Work required —
Search the material below for the string "Fundamentals" and list each line that holds it.

**********

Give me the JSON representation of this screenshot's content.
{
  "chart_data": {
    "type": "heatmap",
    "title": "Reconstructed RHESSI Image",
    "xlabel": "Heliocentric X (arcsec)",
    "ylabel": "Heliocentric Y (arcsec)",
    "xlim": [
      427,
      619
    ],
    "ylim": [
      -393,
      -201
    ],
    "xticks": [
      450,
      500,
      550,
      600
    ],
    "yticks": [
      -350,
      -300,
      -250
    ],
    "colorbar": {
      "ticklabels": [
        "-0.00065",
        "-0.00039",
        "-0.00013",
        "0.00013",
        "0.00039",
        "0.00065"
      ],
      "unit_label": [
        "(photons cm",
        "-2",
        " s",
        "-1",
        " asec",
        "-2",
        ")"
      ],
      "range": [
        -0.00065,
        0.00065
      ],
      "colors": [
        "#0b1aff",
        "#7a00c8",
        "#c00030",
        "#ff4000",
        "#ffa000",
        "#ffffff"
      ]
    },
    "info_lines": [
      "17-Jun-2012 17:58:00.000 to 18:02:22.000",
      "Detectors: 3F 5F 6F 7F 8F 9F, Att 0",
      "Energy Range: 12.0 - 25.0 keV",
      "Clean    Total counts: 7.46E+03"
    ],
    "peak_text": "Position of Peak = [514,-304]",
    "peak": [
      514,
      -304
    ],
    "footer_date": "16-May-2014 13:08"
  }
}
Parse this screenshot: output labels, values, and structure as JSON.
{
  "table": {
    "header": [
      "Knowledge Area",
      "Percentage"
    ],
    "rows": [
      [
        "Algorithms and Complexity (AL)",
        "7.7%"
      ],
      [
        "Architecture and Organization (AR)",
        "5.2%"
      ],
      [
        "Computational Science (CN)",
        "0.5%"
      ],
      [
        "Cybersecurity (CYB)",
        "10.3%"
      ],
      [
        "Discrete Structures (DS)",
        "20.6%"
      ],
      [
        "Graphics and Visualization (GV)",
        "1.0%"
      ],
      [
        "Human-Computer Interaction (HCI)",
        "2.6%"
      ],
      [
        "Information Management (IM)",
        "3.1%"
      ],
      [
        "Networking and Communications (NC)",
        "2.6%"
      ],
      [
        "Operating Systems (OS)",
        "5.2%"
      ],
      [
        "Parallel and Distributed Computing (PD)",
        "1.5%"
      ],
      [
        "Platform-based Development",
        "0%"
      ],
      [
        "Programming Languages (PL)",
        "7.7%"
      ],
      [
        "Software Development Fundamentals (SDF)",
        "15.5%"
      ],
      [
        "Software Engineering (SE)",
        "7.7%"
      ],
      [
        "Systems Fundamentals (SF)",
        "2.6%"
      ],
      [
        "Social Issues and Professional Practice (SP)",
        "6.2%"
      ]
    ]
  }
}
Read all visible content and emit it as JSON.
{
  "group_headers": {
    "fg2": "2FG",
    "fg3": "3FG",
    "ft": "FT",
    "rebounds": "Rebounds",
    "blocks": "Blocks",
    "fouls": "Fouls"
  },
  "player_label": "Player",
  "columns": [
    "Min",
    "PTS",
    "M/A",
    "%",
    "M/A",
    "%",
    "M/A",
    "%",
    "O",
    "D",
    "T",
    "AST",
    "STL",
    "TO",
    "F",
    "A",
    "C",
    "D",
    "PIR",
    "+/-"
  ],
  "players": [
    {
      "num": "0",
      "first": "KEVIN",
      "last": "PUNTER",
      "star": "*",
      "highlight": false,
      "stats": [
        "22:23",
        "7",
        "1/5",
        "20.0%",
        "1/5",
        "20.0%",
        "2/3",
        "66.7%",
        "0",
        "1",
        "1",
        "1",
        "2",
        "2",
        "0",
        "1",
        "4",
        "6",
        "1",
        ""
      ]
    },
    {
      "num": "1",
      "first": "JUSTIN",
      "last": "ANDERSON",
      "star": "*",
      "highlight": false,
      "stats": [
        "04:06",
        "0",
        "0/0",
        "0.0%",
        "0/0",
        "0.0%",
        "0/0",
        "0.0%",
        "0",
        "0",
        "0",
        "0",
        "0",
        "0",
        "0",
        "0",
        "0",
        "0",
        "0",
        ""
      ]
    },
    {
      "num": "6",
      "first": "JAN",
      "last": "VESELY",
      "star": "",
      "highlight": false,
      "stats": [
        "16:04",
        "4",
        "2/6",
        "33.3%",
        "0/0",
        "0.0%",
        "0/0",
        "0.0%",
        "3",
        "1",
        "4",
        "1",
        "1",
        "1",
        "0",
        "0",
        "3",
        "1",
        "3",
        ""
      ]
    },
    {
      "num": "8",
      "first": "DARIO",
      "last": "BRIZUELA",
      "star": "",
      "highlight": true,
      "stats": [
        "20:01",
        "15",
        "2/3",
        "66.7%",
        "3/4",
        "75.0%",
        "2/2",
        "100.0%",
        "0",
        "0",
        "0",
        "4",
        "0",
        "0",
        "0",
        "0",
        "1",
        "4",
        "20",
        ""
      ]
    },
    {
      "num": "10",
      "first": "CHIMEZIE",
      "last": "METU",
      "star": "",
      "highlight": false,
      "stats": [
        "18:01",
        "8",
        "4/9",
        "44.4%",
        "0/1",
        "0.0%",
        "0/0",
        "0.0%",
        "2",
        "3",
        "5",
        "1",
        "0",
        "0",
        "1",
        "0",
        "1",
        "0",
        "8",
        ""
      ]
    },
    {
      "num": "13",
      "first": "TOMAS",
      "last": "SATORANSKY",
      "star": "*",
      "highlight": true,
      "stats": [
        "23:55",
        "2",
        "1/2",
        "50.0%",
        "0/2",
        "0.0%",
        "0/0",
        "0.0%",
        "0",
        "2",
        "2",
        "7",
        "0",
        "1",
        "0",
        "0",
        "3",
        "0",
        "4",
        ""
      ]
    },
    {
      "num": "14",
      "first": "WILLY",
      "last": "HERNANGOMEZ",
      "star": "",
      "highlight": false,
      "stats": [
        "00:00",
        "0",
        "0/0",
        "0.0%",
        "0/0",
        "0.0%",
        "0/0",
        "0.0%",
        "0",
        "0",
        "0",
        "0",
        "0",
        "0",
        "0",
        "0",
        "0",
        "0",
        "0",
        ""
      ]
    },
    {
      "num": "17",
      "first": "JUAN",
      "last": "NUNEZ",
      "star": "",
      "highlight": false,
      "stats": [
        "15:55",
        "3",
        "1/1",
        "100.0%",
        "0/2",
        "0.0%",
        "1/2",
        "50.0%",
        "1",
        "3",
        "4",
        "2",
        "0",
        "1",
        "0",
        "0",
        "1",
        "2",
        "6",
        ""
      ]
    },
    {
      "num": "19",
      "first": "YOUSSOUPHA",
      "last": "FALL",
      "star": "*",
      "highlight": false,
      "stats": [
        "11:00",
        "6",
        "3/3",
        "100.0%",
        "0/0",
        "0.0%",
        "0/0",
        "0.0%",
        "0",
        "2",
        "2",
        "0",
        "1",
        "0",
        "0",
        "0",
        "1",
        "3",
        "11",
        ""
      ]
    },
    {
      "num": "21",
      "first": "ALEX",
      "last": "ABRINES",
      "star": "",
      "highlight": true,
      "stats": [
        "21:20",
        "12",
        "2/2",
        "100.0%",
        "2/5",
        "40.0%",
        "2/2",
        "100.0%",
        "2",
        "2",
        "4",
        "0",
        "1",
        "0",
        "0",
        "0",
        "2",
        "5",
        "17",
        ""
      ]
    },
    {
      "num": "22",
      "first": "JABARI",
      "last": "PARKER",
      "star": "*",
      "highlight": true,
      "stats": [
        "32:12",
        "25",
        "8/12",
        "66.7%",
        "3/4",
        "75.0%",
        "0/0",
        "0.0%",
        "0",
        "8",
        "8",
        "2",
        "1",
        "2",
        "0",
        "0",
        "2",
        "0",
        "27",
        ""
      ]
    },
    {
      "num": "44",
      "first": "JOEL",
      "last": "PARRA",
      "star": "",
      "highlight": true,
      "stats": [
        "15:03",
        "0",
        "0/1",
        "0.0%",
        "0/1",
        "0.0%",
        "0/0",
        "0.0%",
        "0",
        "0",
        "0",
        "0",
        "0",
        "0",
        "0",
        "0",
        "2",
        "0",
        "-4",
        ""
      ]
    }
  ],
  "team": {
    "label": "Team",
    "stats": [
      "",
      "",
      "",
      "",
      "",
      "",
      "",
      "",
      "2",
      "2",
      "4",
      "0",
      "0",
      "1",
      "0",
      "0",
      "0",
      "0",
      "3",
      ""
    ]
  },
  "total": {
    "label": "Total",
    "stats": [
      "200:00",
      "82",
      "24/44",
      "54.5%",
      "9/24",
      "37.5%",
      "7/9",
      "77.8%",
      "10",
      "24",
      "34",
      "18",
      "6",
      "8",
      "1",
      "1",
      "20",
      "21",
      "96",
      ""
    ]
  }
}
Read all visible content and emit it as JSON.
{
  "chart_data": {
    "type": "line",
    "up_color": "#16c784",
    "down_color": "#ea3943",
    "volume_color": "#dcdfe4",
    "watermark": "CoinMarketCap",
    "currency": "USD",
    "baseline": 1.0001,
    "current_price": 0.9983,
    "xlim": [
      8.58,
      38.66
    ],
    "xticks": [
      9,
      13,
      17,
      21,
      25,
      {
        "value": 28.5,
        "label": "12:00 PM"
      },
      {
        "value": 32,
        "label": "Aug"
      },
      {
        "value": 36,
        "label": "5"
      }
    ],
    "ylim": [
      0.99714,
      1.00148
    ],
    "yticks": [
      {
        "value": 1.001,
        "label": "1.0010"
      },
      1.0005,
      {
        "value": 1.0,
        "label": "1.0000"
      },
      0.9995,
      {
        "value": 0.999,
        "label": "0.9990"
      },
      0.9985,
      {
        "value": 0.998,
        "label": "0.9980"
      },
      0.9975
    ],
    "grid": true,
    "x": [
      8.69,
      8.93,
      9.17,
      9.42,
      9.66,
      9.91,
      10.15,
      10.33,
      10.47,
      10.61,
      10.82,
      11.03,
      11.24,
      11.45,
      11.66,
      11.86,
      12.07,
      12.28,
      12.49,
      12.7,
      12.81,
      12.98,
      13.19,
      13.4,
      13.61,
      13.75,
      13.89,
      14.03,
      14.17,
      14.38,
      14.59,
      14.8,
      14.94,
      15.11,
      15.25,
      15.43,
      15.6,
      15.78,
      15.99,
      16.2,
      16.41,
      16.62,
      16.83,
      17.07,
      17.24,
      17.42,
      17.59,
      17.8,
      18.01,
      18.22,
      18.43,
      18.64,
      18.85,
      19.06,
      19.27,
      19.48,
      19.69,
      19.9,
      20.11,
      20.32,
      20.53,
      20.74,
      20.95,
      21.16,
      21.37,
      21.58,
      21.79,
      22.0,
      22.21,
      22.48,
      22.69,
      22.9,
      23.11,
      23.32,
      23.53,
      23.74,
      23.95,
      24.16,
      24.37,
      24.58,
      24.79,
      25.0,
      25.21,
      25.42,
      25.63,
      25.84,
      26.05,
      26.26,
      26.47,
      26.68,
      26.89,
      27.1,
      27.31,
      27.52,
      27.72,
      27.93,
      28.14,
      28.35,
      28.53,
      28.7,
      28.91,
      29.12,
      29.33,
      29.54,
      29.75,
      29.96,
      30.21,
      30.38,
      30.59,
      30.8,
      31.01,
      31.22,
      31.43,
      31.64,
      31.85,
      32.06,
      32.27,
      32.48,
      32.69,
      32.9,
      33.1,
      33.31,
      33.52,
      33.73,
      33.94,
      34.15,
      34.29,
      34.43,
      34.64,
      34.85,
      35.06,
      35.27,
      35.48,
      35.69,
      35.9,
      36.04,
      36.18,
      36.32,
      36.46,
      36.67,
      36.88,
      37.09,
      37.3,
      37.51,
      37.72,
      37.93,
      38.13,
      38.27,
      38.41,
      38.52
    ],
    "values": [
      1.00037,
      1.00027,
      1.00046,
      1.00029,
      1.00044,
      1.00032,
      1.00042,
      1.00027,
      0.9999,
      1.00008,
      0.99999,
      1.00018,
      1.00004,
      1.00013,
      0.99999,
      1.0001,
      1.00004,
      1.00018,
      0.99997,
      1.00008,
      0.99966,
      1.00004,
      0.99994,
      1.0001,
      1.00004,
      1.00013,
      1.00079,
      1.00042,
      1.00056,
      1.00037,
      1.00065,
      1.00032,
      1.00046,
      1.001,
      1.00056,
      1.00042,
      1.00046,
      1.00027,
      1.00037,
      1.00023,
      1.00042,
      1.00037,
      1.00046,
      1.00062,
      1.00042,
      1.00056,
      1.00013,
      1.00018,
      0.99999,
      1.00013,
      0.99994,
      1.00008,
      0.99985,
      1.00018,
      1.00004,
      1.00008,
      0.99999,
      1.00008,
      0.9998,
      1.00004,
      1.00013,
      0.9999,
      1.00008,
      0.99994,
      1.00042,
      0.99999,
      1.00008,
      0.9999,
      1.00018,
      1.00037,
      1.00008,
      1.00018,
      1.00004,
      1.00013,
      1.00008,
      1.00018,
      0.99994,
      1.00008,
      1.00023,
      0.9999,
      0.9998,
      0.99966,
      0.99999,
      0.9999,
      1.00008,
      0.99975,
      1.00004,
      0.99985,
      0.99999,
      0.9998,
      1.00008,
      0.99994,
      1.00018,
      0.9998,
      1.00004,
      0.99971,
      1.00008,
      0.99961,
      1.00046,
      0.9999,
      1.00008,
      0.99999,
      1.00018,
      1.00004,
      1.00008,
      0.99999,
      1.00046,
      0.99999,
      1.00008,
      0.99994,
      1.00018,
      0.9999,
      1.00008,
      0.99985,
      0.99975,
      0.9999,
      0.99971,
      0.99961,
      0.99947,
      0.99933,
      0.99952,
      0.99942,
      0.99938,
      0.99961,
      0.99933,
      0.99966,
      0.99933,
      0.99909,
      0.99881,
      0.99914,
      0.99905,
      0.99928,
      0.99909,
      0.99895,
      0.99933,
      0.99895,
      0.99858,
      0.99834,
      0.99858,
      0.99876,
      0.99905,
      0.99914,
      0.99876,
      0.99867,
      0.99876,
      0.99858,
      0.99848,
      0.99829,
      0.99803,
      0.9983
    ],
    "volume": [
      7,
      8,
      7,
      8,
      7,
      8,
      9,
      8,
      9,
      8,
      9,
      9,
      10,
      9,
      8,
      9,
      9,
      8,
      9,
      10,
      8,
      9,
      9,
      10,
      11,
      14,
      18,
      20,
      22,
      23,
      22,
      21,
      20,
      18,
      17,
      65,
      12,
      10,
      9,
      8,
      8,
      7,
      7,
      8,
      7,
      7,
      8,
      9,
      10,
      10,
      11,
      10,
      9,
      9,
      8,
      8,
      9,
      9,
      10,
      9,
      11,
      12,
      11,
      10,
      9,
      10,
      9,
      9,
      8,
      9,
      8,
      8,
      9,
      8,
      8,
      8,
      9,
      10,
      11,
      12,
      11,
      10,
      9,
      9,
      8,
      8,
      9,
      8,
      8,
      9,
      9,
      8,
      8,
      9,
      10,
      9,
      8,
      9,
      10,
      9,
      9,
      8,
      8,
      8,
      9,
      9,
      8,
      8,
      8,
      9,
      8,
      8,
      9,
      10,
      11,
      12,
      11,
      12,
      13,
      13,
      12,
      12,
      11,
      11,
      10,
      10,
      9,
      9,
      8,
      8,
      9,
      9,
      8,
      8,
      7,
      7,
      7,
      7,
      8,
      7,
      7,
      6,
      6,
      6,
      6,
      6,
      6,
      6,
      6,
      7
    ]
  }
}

**********

Complete response —
        "Software Development Fundamentals (SDF)",
        "Systems Fundamentals (SF)",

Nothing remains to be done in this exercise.